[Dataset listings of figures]
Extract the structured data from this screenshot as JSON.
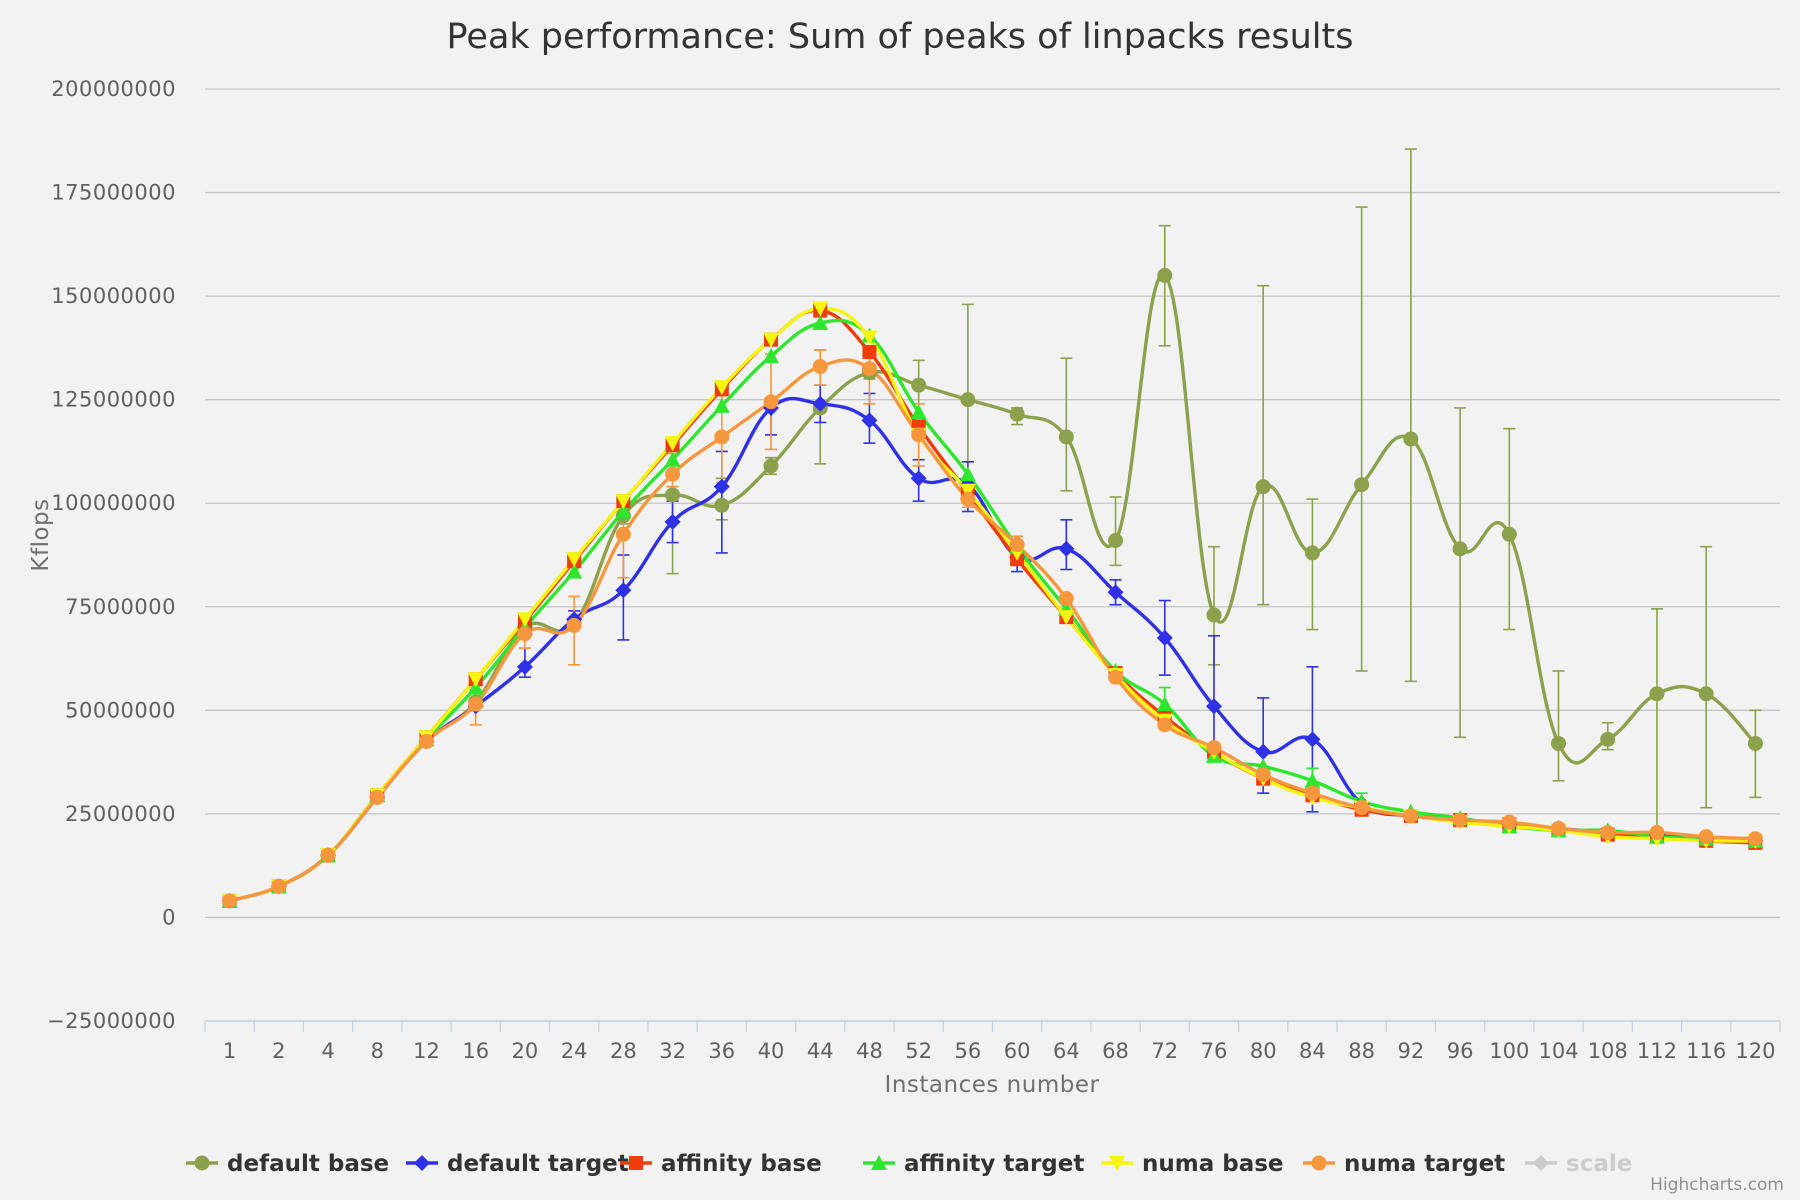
{
  "chart_data": {
    "type": "line",
    "title": "Peak performance: Sum of peaks of linpacks results",
    "xlabel": "Instances number",
    "ylabel": "Kflops",
    "categories": [
      "1",
      "2",
      "4",
      "8",
      "12",
      "16",
      "20",
      "24",
      "28",
      "32",
      "36",
      "40",
      "44",
      "48",
      "52",
      "56",
      "60",
      "64",
      "68",
      "72",
      "76",
      "80",
      "84",
      "88",
      "92",
      "96",
      "100",
      "104",
      "108",
      "112",
      "116",
      "120"
    ],
    "yticks": [
      "200000000",
      "175000000",
      "150000000",
      "125000000",
      "100000000",
      "75000000",
      "50000000",
      "25000000",
      "0",
      "−25000000"
    ],
    "ylim": [
      -25000000,
      200000000
    ],
    "legend_position": "bottom",
    "credits": "Highcharts.com",
    "series": [
      {
        "name": "default base",
        "color": "#8ba14c",
        "marker": "circle",
        "values": [
          4000000,
          7500000,
          15000000,
          29000000,
          42500000,
          52000000,
          70000000,
          71000000,
          97000000,
          102000000,
          99500000,
          109000000,
          123000000,
          131500000,
          128500000,
          125000000,
          121500000,
          116000000,
          91000000,
          155000000,
          73000000,
          104000000,
          88000000,
          104500000,
          115500000,
          89000000,
          92500000,
          42000000,
          43000000,
          54000000,
          54000000,
          42000000
        ],
        "errors": [
          [
            4000000,
            4000000
          ],
          [
            7500000,
            7500000
          ],
          [
            15000000,
            15000000
          ],
          [
            29000000,
            29000000
          ],
          [
            42500000,
            42500000
          ],
          [
            52000000,
            52000000
          ],
          [
            70000000,
            70000000
          ],
          [
            71000000,
            71000000
          ],
          [
            95000000,
            99000000
          ],
          [
            83000000,
            104000000
          ],
          [
            96000000,
            106000000
          ],
          [
            107000000,
            111000000
          ],
          [
            109500000,
            137000000
          ],
          [
            130000000,
            135000000
          ],
          [
            124000000,
            134500000
          ],
          [
            110000000,
            148000000
          ],
          [
            119000000,
            123000000
          ],
          [
            103000000,
            135000000
          ],
          [
            85000000,
            101500000
          ],
          [
            138000000,
            167000000
          ],
          [
            61000000,
            89500000
          ],
          [
            75500000,
            152500000
          ],
          [
            69500000,
            101000000
          ],
          [
            59500000,
            171500000
          ],
          [
            57000000,
            185500000
          ],
          [
            43500000,
            123000000
          ],
          [
            69500000,
            118000000
          ],
          [
            33000000,
            59500000
          ],
          [
            40500000,
            47000000
          ],
          [
            20000000,
            74500000
          ],
          [
            26500000,
            89500000
          ],
          [
            29000000,
            50000000
          ]
        ]
      },
      {
        "name": "default target",
        "color": "#3030e6",
        "marker": "diamond",
        "values": [
          4000000,
          7500000,
          15000000,
          29000000,
          42500000,
          51000000,
          60500000,
          72000000,
          79000000,
          95500000,
          104000000,
          123000000,
          124000000,
          120000000,
          106000000,
          104500000,
          87000000,
          89000000,
          78500000,
          67500000,
          51000000,
          40000000,
          43000000,
          27500000,
          24500000,
          23500000,
          22500000,
          21500000,
          20500000,
          20000000,
          19000000,
          18500000
        ],
        "errors": [
          [
            4000000,
            4000000
          ],
          [
            7500000,
            7500000
          ],
          [
            15000000,
            15000000
          ],
          [
            29000000,
            29000000
          ],
          [
            42500000,
            42500000
          ],
          [
            51000000,
            51000000
          ],
          [
            58000000,
            65000000
          ],
          [
            69500000,
            74000000
          ],
          [
            67000000,
            87500000
          ],
          [
            90500000,
            100500000
          ],
          [
            88000000,
            112500000
          ],
          [
            116500000,
            124000000
          ],
          [
            119500000,
            128500000
          ],
          [
            114500000,
            126500000
          ],
          [
            100500000,
            110500000
          ],
          [
            98000000,
            110000000
          ],
          [
            83500000,
            92000000
          ],
          [
            84000000,
            96000000
          ],
          [
            75500000,
            81500000
          ],
          [
            58500000,
            76500000
          ],
          [
            38000000,
            68000000
          ],
          [
            30000000,
            53000000
          ],
          [
            25500000,
            60500000
          ],
          [
            27500000,
            27500000
          ],
          [
            24500000,
            24500000
          ],
          [
            23500000,
            23500000
          ],
          [
            22500000,
            22500000
          ],
          [
            21500000,
            21500000
          ],
          [
            20500000,
            20500000
          ],
          [
            20000000,
            20000000
          ],
          [
            19000000,
            19000000
          ],
          [
            18500000,
            18500000
          ]
        ]
      },
      {
        "name": "affinity base",
        "color": "#f03c0a",
        "marker": "square",
        "values": [
          4000000,
          7500000,
          15000000,
          29500000,
          43500000,
          57500000,
          71500000,
          86000000,
          100500000,
          114000000,
          127500000,
          139500000,
          146500000,
          136500000,
          118500000,
          102500000,
          86500000,
          72500000,
          59000000,
          48500000,
          40000000,
          33500000,
          29500000,
          26000000,
          24500000,
          23500000,
          22500000,
          21000000,
          20000000,
          19500000,
          18500000,
          18000000
        ],
        "errors": []
      },
      {
        "name": "affinity target",
        "color": "#2ee62e",
        "marker": "triangle",
        "values": [
          4000000,
          7500000,
          15000000,
          29500000,
          43000000,
          55500000,
          70000000,
          83500000,
          98000000,
          110500000,
          123500000,
          135500000,
          143500000,
          140500000,
          122000000,
          107000000,
          89500000,
          74500000,
          59500000,
          51500000,
          39000000,
          36500000,
          33000000,
          28000000,
          25500000,
          24000000,
          22000000,
          21000000,
          21000000,
          19500000,
          19000000,
          18500000
        ],
        "errors": [
          [
            4000000,
            4000000
          ],
          [
            7500000,
            7500000
          ],
          [
            15000000,
            15000000
          ],
          [
            29500000,
            29500000
          ],
          [
            43000000,
            43000000
          ],
          [
            55500000,
            55500000
          ],
          [
            70000000,
            70000000
          ],
          [
            83500000,
            83500000
          ],
          [
            98000000,
            98000000
          ],
          [
            110500000,
            110500000
          ],
          [
            123500000,
            123500000
          ],
          [
            135500000,
            135500000
          ],
          [
            143500000,
            143500000
          ],
          [
            140500000,
            140500000
          ],
          [
            122000000,
            122000000
          ],
          [
            107000000,
            107000000
          ],
          [
            89500000,
            89500000
          ],
          [
            74500000,
            74500000
          ],
          [
            59500000,
            59500000
          ],
          [
            47500000,
            55500000
          ],
          [
            39000000,
            39000000
          ],
          [
            36500000,
            36500000
          ],
          [
            30000000,
            36000000
          ],
          [
            26000000,
            30000000
          ],
          [
            25500000,
            25500000
          ],
          [
            24000000,
            24000000
          ],
          [
            22000000,
            22000000
          ],
          [
            21000000,
            21000000
          ],
          [
            21000000,
            21000000
          ],
          [
            19500000,
            19500000
          ],
          [
            19000000,
            19000000
          ],
          [
            18500000,
            18500000
          ]
        ]
      },
      {
        "name": "numa base",
        "color": "#f5f50f",
        "marker": "triangle-down",
        "values": [
          4000000,
          7500000,
          15000000,
          29500000,
          43500000,
          57500000,
          72000000,
          86500000,
          100500000,
          114500000,
          128000000,
          139500000,
          147000000,
          140000000,
          116500000,
          103000000,
          88000000,
          72500000,
          58500000,
          47500000,
          40000000,
          33500000,
          29000000,
          26500000,
          24500000,
          23000000,
          22000000,
          21000000,
          19500000,
          19000000,
          18500000,
          18500000
        ],
        "errors": []
      },
      {
        "name": "numa target",
        "color": "#f7973d",
        "marker": "circle",
        "values": [
          4000000,
          7500000,
          15000000,
          29000000,
          42500000,
          51500000,
          68500000,
          70500000,
          92500000,
          107000000,
          116000000,
          124500000,
          133000000,
          132500000,
          116500000,
          101000000,
          90000000,
          77000000,
          58000000,
          46500000,
          41000000,
          34500000,
          30000000,
          26500000,
          24500000,
          23500000,
          23000000,
          21500000,
          20500000,
          20500000,
          19500000,
          19000000
        ],
        "errors": [
          [
            4000000,
            4000000
          ],
          [
            7500000,
            7500000
          ],
          [
            15000000,
            15000000
          ],
          [
            29000000,
            29000000
          ],
          [
            42500000,
            42500000
          ],
          [
            46500000,
            55000000
          ],
          [
            65000000,
            72000000
          ],
          [
            61000000,
            77500000
          ],
          [
            82000000,
            97000000
          ],
          [
            104000000,
            112000000
          ],
          [
            105000000,
            126000000
          ],
          [
            113000000,
            136000000
          ],
          [
            128500000,
            137000000
          ],
          [
            124000000,
            136000000
          ],
          [
            109000000,
            124000000
          ],
          [
            99000000,
            104000000
          ],
          [
            88000000,
            92000000
          ],
          [
            77000000,
            77000000
          ],
          [
            58000000,
            58000000
          ],
          [
            46500000,
            46500000
          ],
          [
            41000000,
            41000000
          ],
          [
            34500000,
            34500000
          ],
          [
            30000000,
            30000000
          ],
          [
            26500000,
            26500000
          ],
          [
            24500000,
            24500000
          ],
          [
            23500000,
            23500000
          ],
          [
            23000000,
            23000000
          ],
          [
            21500000,
            21500000
          ],
          [
            20500000,
            20500000
          ],
          [
            20500000,
            20500000
          ],
          [
            19500000,
            19500000
          ],
          [
            19000000,
            19000000
          ]
        ]
      }
    ],
    "hidden_series": [
      {
        "name": "scale",
        "color": "#cccccc",
        "marker": "diamond"
      }
    ]
  }
}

--- TASK BRIEF ---
Go through the entries above and count the lines containing the word "name"; give only that count.

--- OUTPUT BELOW ---
7